WRITTEN REQUEST » Leave every picture out and write out the records below exactly.

EXERCISE INPUTS »
▽
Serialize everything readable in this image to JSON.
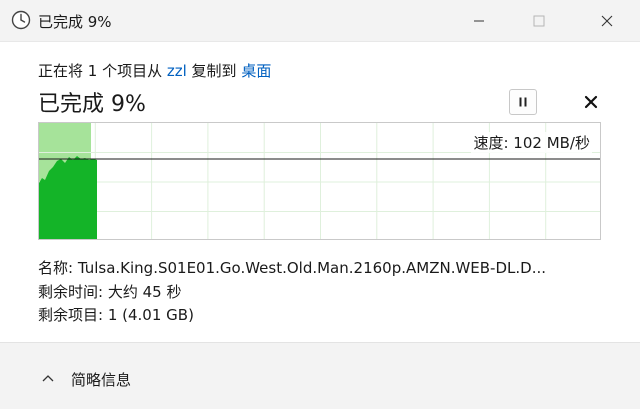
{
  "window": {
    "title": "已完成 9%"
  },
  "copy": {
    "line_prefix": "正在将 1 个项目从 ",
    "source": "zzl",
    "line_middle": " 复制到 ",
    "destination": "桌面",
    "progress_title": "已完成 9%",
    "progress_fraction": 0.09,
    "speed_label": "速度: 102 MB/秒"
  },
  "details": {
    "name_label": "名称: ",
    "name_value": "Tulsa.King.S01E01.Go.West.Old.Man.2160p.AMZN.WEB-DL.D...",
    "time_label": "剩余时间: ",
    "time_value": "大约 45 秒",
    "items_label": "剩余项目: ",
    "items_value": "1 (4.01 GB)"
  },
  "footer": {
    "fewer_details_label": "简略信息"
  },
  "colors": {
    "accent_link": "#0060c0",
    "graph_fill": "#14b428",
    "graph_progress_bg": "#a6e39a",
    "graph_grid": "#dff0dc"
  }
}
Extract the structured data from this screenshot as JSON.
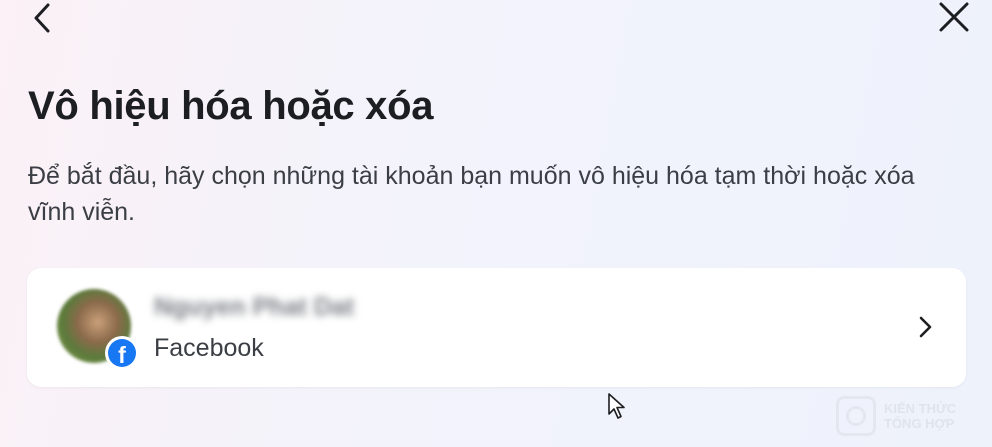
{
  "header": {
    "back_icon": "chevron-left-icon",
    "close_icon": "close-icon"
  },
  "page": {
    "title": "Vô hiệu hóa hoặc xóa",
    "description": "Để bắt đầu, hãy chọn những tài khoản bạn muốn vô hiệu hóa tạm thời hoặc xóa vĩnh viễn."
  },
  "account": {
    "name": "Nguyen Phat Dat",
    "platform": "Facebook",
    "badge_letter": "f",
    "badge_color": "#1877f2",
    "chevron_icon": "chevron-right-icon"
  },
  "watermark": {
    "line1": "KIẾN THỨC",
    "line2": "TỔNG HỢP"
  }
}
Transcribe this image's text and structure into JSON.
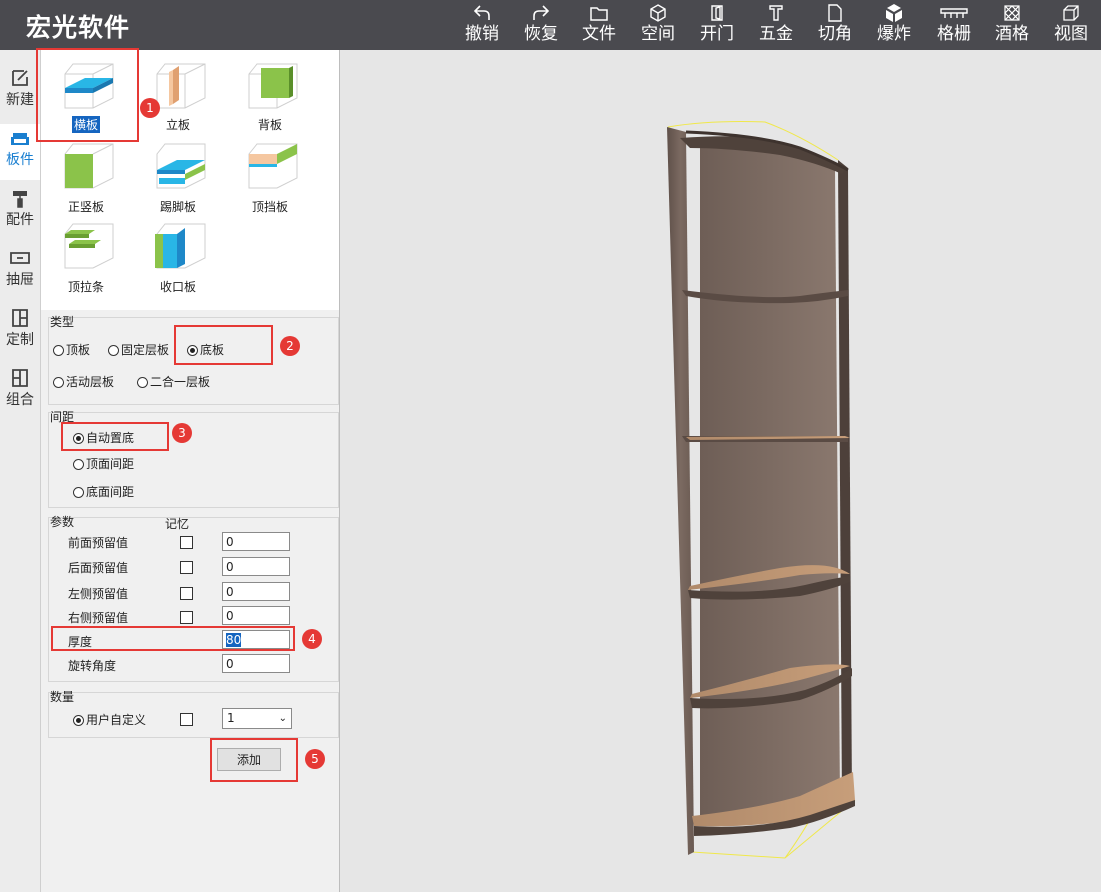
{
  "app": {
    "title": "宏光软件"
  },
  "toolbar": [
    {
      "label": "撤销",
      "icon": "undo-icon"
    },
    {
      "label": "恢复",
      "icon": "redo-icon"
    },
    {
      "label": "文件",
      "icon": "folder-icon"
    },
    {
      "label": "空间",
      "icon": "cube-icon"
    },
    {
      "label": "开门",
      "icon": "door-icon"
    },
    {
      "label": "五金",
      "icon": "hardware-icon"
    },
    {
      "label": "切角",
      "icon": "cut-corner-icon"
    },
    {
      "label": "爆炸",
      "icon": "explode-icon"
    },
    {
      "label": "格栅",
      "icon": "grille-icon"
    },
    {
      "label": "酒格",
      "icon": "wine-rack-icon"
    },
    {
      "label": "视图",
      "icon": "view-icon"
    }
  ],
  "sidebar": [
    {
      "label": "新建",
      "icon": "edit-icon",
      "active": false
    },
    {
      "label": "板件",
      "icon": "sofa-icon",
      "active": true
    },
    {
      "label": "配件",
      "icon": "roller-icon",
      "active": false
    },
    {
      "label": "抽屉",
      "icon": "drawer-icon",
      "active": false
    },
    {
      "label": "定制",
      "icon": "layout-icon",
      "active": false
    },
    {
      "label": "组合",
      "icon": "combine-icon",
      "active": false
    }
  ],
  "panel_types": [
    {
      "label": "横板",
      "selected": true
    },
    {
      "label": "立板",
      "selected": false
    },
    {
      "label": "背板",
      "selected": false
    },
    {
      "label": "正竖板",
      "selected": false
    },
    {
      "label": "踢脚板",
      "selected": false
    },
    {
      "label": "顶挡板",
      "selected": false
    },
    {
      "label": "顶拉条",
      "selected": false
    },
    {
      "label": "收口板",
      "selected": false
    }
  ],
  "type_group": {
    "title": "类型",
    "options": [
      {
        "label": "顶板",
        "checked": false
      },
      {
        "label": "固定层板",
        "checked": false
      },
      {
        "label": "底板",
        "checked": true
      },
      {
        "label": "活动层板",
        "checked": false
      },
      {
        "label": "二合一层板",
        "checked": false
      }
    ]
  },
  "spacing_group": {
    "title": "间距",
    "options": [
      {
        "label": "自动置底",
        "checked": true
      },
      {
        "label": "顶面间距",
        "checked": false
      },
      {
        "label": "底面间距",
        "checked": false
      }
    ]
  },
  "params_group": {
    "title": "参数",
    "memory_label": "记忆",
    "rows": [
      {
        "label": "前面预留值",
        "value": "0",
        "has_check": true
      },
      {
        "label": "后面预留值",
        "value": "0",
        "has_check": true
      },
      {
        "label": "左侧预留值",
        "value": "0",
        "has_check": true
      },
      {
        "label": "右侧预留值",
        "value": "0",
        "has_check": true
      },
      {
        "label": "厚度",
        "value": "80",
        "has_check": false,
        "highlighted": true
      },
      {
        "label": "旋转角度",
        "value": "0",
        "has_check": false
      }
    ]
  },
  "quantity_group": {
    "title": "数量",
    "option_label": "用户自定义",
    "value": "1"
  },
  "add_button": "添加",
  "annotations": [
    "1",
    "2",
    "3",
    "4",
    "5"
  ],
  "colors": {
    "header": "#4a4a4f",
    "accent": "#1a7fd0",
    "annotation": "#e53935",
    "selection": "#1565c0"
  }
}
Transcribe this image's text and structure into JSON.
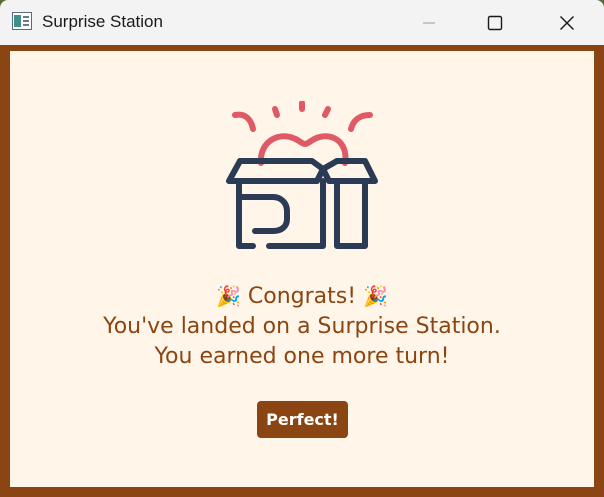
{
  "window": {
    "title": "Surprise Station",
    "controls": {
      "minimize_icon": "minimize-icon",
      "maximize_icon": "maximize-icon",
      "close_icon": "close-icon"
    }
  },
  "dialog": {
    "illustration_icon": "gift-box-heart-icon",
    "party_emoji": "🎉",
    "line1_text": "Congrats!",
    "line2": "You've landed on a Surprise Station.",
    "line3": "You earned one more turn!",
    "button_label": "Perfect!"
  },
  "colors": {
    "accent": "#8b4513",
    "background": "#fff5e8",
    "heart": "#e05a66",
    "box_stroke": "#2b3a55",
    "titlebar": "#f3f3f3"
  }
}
△
EXERCISE RESULT »
Serialize everything readable in this image to JSON.
{
  "window": {
    "title": "已完成 9%"
  },
  "copy": {
    "line_prefix": "正在将 1 个项目从 ",
    "source": "zzl",
    "line_middle": " 复制到 ",
    "destination": "桌面",
    "progress_title": "已完成 9%",
    "progress_fraction": 0.09,
    "speed_label": "速度: 102 MB/秒"
  },
  "details": {
    "name_label": "名称: ",
    "name_value": "Tulsa.King.S01E01.Go.West.Old.Man.2160p.AMZN.WEB-DL.D...",
    "time_label": "剩余时间: ",
    "time_value": "大约 45 秒",
    "items_label": "剩余项目: ",
    "items_value": "1 (4.01 GB)"
  },
  "footer": {
    "fewer_details_label": "简略信息"
  },
  "colors": {
    "accent_link": "#0060c0",
    "graph_fill": "#14b428",
    "graph_progress_bg": "#a6e39a",
    "graph_grid": "#dff0dc"
  }
}
Extract the structured data from this screenshot as JSON.
{
  "header": {
    "back_icon": "chevron-left-icon",
    "close_icon": "close-icon"
  },
  "page": {
    "title": "Vô hiệu hóa hoặc xóa",
    "description": "Để bắt đầu, hãy chọn những tài khoản bạn muốn vô hiệu hóa tạm thời hoặc xóa vĩnh viễn."
  },
  "account": {
    "name": "Nguyen Phat Dat",
    "platform": "Facebook",
    "badge_letter": "f",
    "badge_color": "#1877f2",
    "chevron_icon": "chevron-right-icon"
  },
  "watermark": {
    "line1": "KIẾN THỨC",
    "line2": "TỔNG HỢP"
  }
}
Transcribe this image's text and structure into JSON.
{
  "app": {
    "title": "宏光软件"
  },
  "toolbar": [
    {
      "label": "撤销",
      "icon": "undo-icon"
    },
    {
      "label": "恢复",
      "icon": "redo-icon"
    },
    {
      "label": "文件",
      "icon": "folder-icon"
    },
    {
      "label": "空间",
      "icon": "cube-icon"
    },
    {
      "label": "开门",
      "icon": "door-icon"
    },
    {
      "label": "五金",
      "icon": "hardware-icon"
    },
    {
      "label": "切角",
      "icon": "cut-corner-icon"
    },
    {
      "label": "爆炸",
      "icon": "explode-icon"
    },
    {
      "label": "格栅",
      "icon": "grille-icon"
    },
    {
      "label": "酒格",
      "icon": "wine-rack-icon"
    },
    {
      "label": "视图",
      "icon": "view-icon"
    }
  ],
  "sidebar": [
    {
      "label": "新建",
      "icon": "edit-icon",
      "active": false
    },
    {
      "label": "板件",
      "icon": "sofa-icon",
      "active": true
    },
    {
      "label": "配件",
      "icon": "roller-icon",
      "active": false
    },
    {
      "label": "抽屉",
      "icon": "drawer-icon",
      "active": false
    },
    {
      "label": "定制",
      "icon": "layout-icon",
      "active": false
    },
    {
      "label": "组合",
      "icon": "combine-icon",
      "active": false
    }
  ],
  "panel_types": [
    {
      "label": "横板",
      "selected": true
    },
    {
      "label": "立板",
      "selected": false
    },
    {
      "label": "背板",
      "selected": false
    },
    {
      "label": "正竖板",
      "selected": false
    },
    {
      "label": "踢脚板",
      "selected": false
    },
    {
      "label": "顶挡板",
      "selected": false
    },
    {
      "label": "顶拉条",
      "selected": false
    },
    {
      "label": "收口板",
      "selected": false
    }
  ],
  "type_group": {
    "title": "类型",
    "options": [
      {
        "label": "顶板",
        "checked": false
      },
      {
        "label": "固定层板",
        "checked": false
      },
      {
        "label": "底板",
        "checked": true
      },
      {
        "label": "活动层板",
        "checked": false
      },
      {
        "label": "二合一层板",
        "checked": false
      }
    ]
  },
  "spacing_group": {
    "title": "间距",
    "options": [
      {
        "label": "自动置底",
        "checked": true
      },
      {
        "label": "顶面间距",
        "checked": false
      },
      {
        "label": "底面间距",
        "checked": false
      }
    ]
  },
  "params_group": {
    "title": "参数",
    "memory_label": "记忆",
    "rows": [
      {
        "label": "前面预留值",
        "value": "0",
        "has_check": true
      },
      {
        "label": "后面预留值",
        "value": "0",
        "has_check": true
      },
      {
        "label": "左侧预留值",
        "value": "0",
        "has_check": true
      },
      {
        "label": "右侧预留值",
        "value": "0",
        "has_check": true
      },
      {
        "label": "厚度",
        "value": "80",
        "has_check": false,
        "highlighted": true
      },
      {
        "label": "旋转角度",
        "value": "0",
        "has_check": false
      }
    ]
  },
  "quantity_group": {
    "title": "数量",
    "option_label": "用户自定义",
    "value": "1"
  },
  "add_button": "添加",
  "annotations": [
    "1",
    "2",
    "3",
    "4",
    "5"
  ],
  "colors": {
    "header": "#4a4a4f",
    "accent": "#1a7fd0",
    "annotation": "#e53935",
    "selection": "#1565c0"
  }
}
Transcribe this image's text and structure into JSON.
{
  "window": {
    "title": "Surprise Station",
    "controls": {
      "minimize_icon": "minimize-icon",
      "maximize_icon": "maximize-icon",
      "close_icon": "close-icon"
    }
  },
  "dialog": {
    "illustration_icon": "gift-box-heart-icon",
    "party_emoji": "🎉",
    "line1_text": "Congrats!",
    "line2": "You've landed on a Surprise Station.",
    "line3": "You earned one more turn!",
    "button_label": "Perfect!"
  },
  "colors": {
    "accent": "#8b4513",
    "background": "#fff5e8",
    "heart": "#e05a66",
    "box_stroke": "#2b3a55",
    "titlebar": "#f3f3f3"
  }
}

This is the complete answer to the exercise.